**TASK BRIEF**
Show all lines from the listing below that contain "comme".

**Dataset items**
— BEGIN —

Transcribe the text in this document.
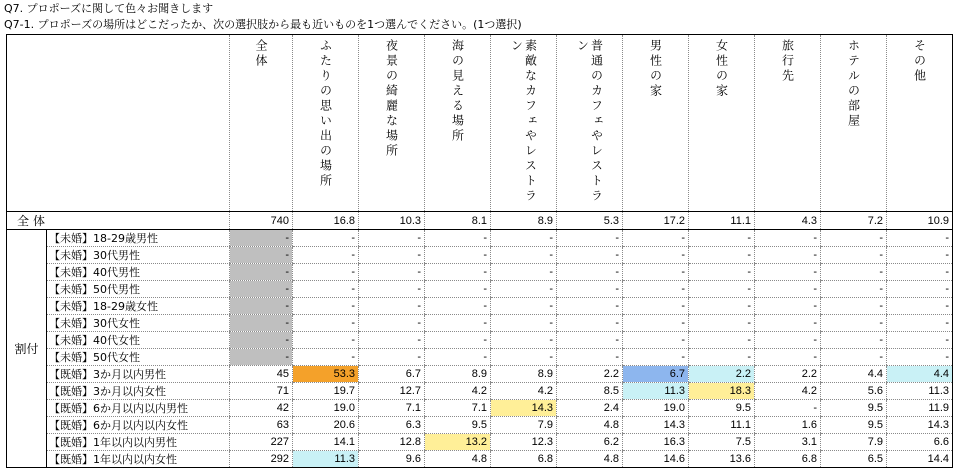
Q7. プロポーズに関して色々お聞きします
Q7-1. プロポーズの場所はどこだったか、次の選択肢から最も近いものを1つ選んでください。(1つ選択)

		全体	ふたりの思い出の場所	夜景の綺麗な場所	海の見える場所	素敵なカフェやレストラン	普通のカフェやレストラン	男性の家	女性の家	旅行先	ホテルの部屋	その他

全体		740	16.8	10.3	8.1	8.9	5.3	17.2	11.1	4.3	7.2	10.9
割付	【未婚】18-29歳男性	-	-	-	-	-	-	-	-	-	-	-
	【未婚】30代男性	-	-	-	-	-	-	-	-	-	-	-
	【未婚】40代男性	-	-	-	-	-	-	-	-	-	-	-
	【未婚】50代男性	-	-	-	-	-	-	-	-	-	-	-
	【未婚】18-29歳女性	-	-	-	-	-	-	-	-	-	-	-
	【未婚】30代女性	-	-	-	-	-	-	-	-	-	-	-
	【未婚】40代女性	-	-	-	-	-	-	-	-	-	-	-
	【未婚】50代女性	-	-	-	-	-	-	-	-	-	-	-
	【既婚】3か月以内男性	45	53.3	6.7	8.9	8.9	2.2	6.7	2.2	2.2	4.4	4.4
	【既婚】3か月以内女性	71	19.7	12.7	4.2	4.2	8.5	11.3	18.3	4.2	5.6	11.3
	【既婚】6か月以内以内男性	42	19.0	7.1	7.1	14.3	2.4	19.0	9.5	-	9.5	11.9
	【既婚】6か月以内以内女性	63	20.6	6.3	9.5	7.9	4.8	14.3	11.1	1.6	9.5	14.3
	【既婚】1年以内以内男性	227	14.1	12.8	13.2	12.3	6.2	16.3	7.5	3.1	7.9	6.6
	【既婚】1年以内以内女性	292	11.3	9.6	4.8	6.8	4.8	14.6	13.6	6.8	6.5	14.4
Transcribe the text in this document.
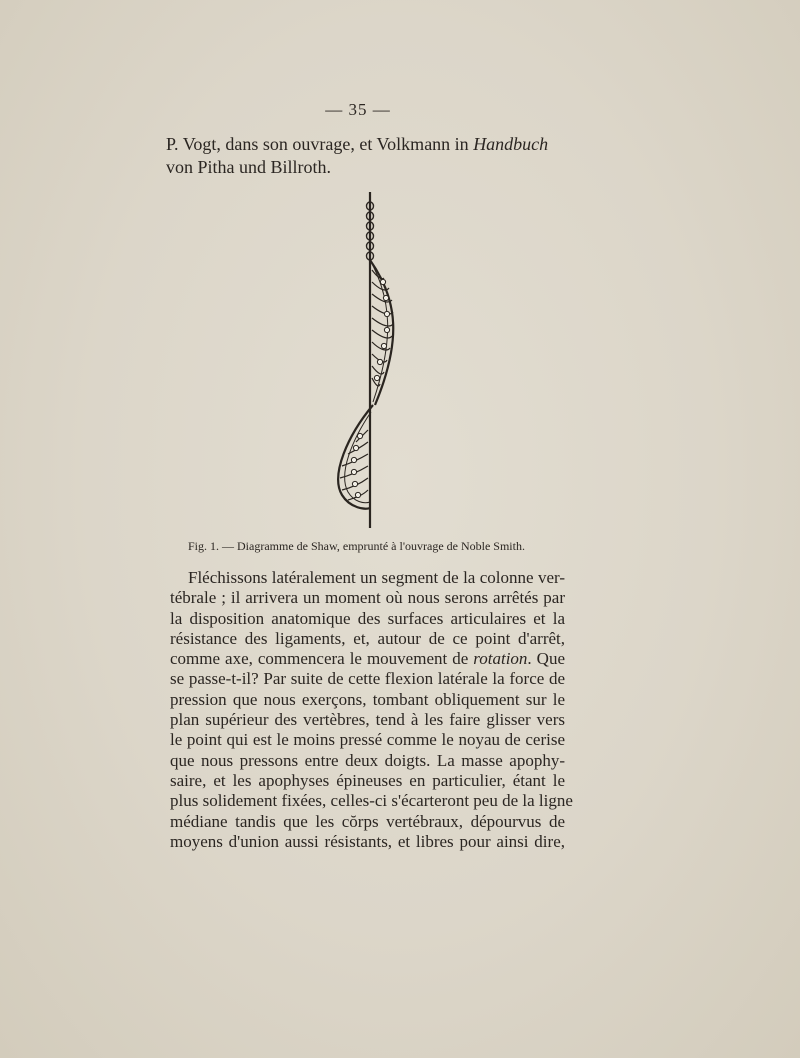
— 35 —
P. Vogt, dans son ouvrage, et Volkmann in Handbuch
von Pitha und Billroth.
Fig. 1. — Diagramme de Shaw, emprunté à l'ouvrage de Noble Smith.
Fléchissons latéralement un segment de la colonne ver-
tébrale ; il arrivera un moment où nous serons arrêtés par
la disposition anatomique des surfaces articulaires et la
résistance des ligaments, et, autour de ce point d'arrêt,
comme axe, commencera le mouvement de rotation. Que
se passe-t-il? Par suite de cette flexion latérale la force de
pression que nous exerçons, tombant obliquement sur le
plan supérieur des vertèbres, tend à les faire glisser vers
le point qui est le moins pressé comme le noyau de cerise
que nous pressons entre deux doigts. La masse apophy-
saire, et les apophyses épineuses en particulier, étant le
plus solidement fixées, celles-ci s'écarteront peu de la ligne
médiane tandis que les cŏrps vertébraux, dépourvus de
moyens d'union aussi résistants, et libres pour ainsi dire,
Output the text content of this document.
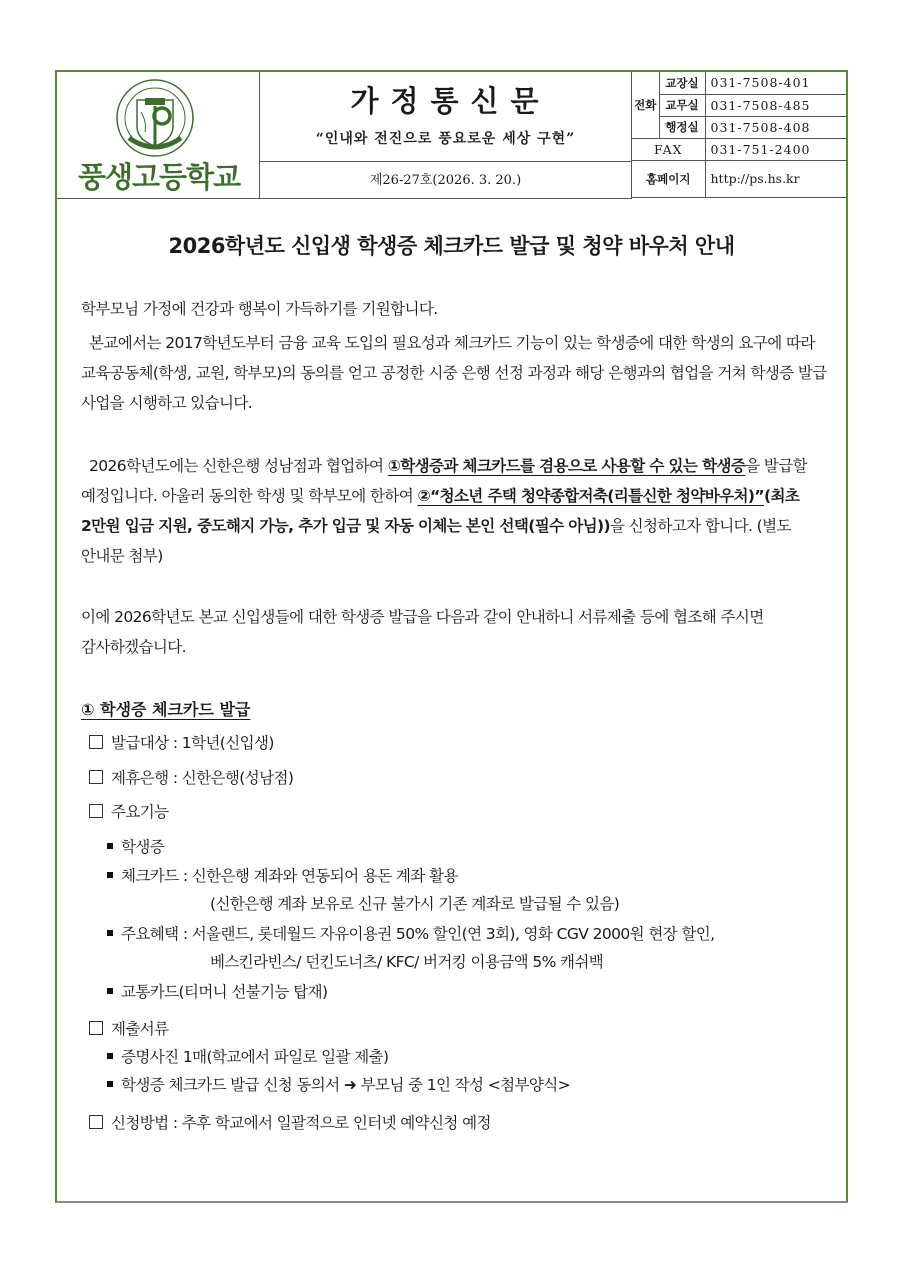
풍생고등학교
가정통신문
“인내와 전진으로 풍요로운 세상 구현”
제26-27호(2026. 3. 20.)
전화	교장실	031-7508-401
	교무실	031-7508-485
	행정실	031-7508-408
FAX		031-751-2400
홈페이지		http://ps.hs.kr
2026학년도 신입생 학생증 체크카드 발급 및 청약 바우처 안내
학부모님 가정에 건강과 행복이 가득하기를 기원합니다.
본교에서는 2017학년도부터 금융 교육 도입의 필요성과 체크카드 기능이 있는 학생증에 대한 학생의 요구에 따라 교육공동체(학생, 교원, 학부모)의 동의를 얻고 공정한 시중 은행 선정 과정과 해당 은행과의 협업을 거쳐 학생증 발급 사업을 시행하고 있습니다.
2026학년도에는 신한은행 성남점과 협업하여 ①학생증과 체크카드를 겸용으로 사용할 수 있는 학생증을 발급할 예정입니다. 아울러 동의한 학생 및 학부모에 한하여 ②“청소년 주택 청약종합저축(리틀신한 청약바우처)”(최초 2만원 입금 지원, 중도해지 가능, 추가 입금 및 자동 이체는 본인 선택(필수 아님))을 신청하고자 합니다. (별도 안내문 첨부)
이에 2026학년도 본교 신입생들에 대한 학생증 발급을 다음과 같이 안내하니 서류제출 등에 협조해 주시면 감사하겠습니다.
① 학생증 체크카드 발급
발급대상 : 1학년(신입생)
제휴은행 : 신한은행(성남점)
주요기능
학생증
체크카드 : 신한은행 계좌와 연동되어 용돈 계좌 활용
(신한은행 계좌 보유로 신규 불가시 기존 계좌로 발급될 수 있음)
주요혜택 : 서울랜드, 롯데월드 자유이용권 50% 할인(연 3회), 영화 CGV 2000원 현장 할인,
베스킨라빈스/ 던킨도너츠/ KFC/ 버거킹 이용금액 5% 캐쉬백
교통카드(티머니 선불기능 탑재)
제출서류
증명사진 1매(학교에서 파일로 일괄 제출)
학생증 체크카드 발급 신청 동의서 ➜ 부모님 중 1인 작성 <첨부양식>
신청방법 : 추후 학교에서 일괄적으로 인터넷 예약신청 예정
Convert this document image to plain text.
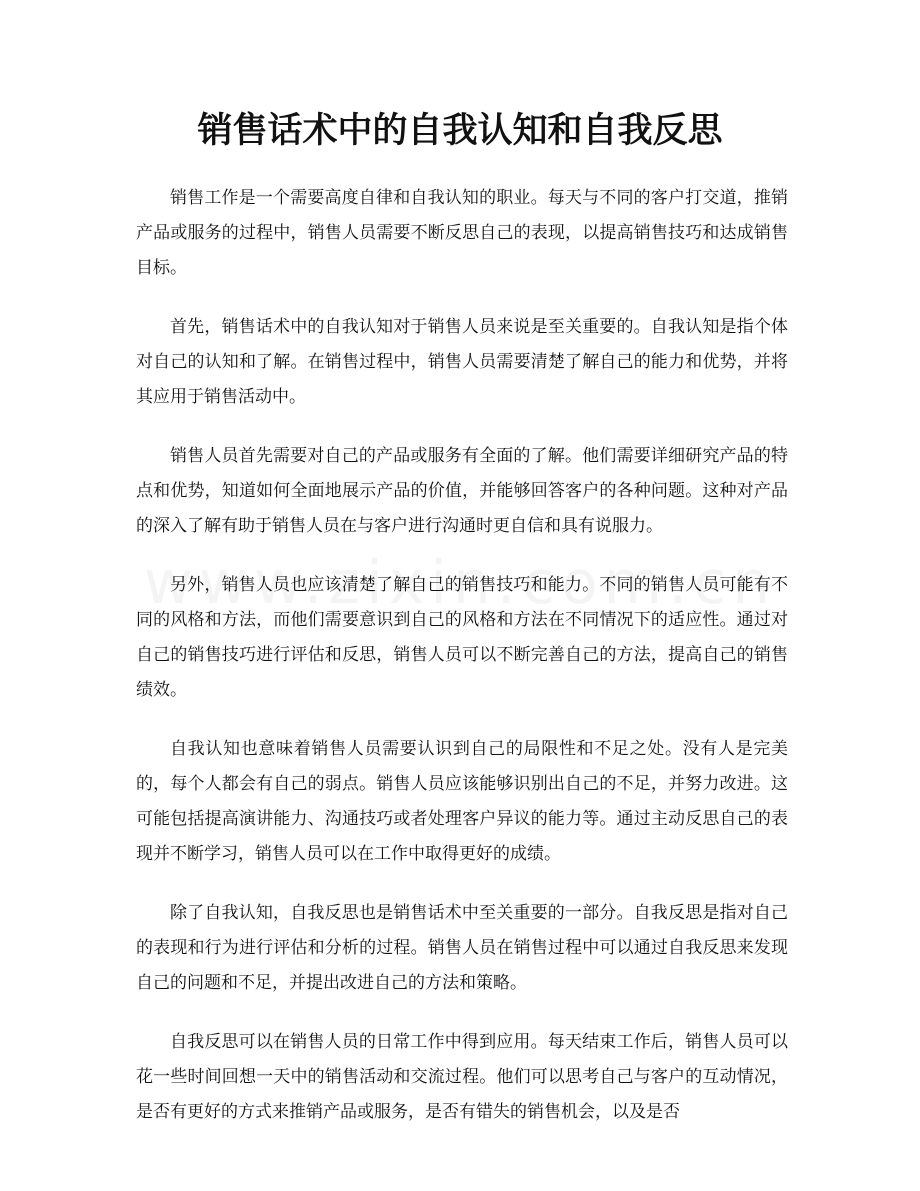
销售话术中的自我认知和自我反思

销售工作是一个需要高度自律和自我认知的职业。每天与不同的客户打交道，推销产品或服务的过程中，销售人员需要不断反思自己的表现，以提高销售技巧和达成销售目标。

首先，销售话术中的自我认知对于销售人员来说是至关重要的。自我认知是指个体对自己的认知和了解。在销售过程中，销售人员需要清楚了解自己的能力和优势，并将其应用于销售活动中。

销售人员首先需要对自己的产品或服务有全面的了解。他们需要详细研究产品的特点和优势，知道如何全面地展示产品的价值，并能够回答客户的各种问题。这种对产品的深入了解有助于销售人员在与客户进行沟通时更自信和具有说服力。

另外，销售人员也应该清楚了解自己的销售技巧和能力。不同的销售人员可能有不同的风格和方法，而他们需要意识到自己的风格和方法在不同情况下的适应性。通过对自己的销售技巧进行评估和反思，销售人员可以不断完善自己的方法，提高自己的销售绩效。

自我认知也意味着销售人员需要认识到自己的局限性和不足之处。没有人是完美的，每个人都会有自己的弱点。销售人员应该能够识别出自己的不足，并努力改进。这可能包括提高演讲能力、沟通技巧或者处理客户异议的能力等。通过主动反思自己的表现并不断学习，销售人员可以在工作中取得更好的成绩。

除了自我认知，自我反思也是销售话术中至关重要的一部分。自我反思是指对自己的表现和行为进行评估和分析的过程。销售人员在销售过程中可以通过自我反思来发现自己的问题和不足，并提出改进自己的方法和策略。

自我反思可以在销售人员的日常工作中得到应用。每天结束工作后，销售人员可以花一些时间回想一天中的销售活动和交流过程。他们可以思考自己与客户的互动情况，是否有更好的方式来推销产品或服务，是否有错失的销售机会，以及是否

— END —

**EXERCISE OUTPUT**
comme axe, commencera le mouvement de rotation. Que
le point qui est le moins pressé comme le noyau de cerise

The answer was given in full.